[Data excerpts]
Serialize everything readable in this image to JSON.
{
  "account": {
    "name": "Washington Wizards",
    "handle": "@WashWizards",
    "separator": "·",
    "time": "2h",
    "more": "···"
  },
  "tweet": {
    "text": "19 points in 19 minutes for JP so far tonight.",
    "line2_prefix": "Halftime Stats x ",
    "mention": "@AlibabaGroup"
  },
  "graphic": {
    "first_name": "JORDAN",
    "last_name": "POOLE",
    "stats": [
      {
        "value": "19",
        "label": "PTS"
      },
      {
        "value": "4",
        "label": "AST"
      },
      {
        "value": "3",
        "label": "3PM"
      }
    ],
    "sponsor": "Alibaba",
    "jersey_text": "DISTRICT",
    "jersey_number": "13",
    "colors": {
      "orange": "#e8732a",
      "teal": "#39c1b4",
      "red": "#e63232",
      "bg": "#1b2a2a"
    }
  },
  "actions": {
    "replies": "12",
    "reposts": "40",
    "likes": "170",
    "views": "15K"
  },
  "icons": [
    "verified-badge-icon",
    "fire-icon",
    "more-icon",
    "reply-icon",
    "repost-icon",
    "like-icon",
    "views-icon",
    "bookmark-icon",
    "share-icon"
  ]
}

== Written instruction ==
From the data above, extract every line in its exact form.

== Correct answer ==
Serialize everything readable in this image to JSON.
{
  "account": {
    "name": "Washington Wizards",
    "handle": "@WashWizards",
    "separator": "·",
    "time": "2h",
    "more": "···"
  },
  "tweet": {
    "text": "19 points in 19 minutes for JP so far tonight.",
    "line2_prefix": "Halftime Stats x ",
    "mention": "@AlibabaGroup"
  },
  "graphic": {
    "first_name": "JORDAN",
    "last_name": "POOLE",
    "stats": [
      {
        "value": "19",
        "label": "PTS"
      },
      {
        "value": "4",
        "label": "AST"
      },
      {
        "value": "3",
        "label": "3PM"
      }
    ],
    "sponsor": "Alibaba",
    "jersey_text": "DISTRICT",
    "jersey_number": "13",
    "colors": {
      "orange": "#e8732a",
      "teal": "#39c1b4",
      "red": "#e63232",
      "bg": "#1b2a2a"
    }
  },
  "actions": {
    "replies": "12",
    "reposts": "40",
    "likes": "170",
    "views": "15K"
  },
  "icons": [
    "verified-badge-icon",
    "fire-icon",
    "more-icon",
    "reply-icon",
    "repost-icon",
    "like-icon",
    "views-icon",
    "bookmark-icon",
    "share-icon"
  ]
}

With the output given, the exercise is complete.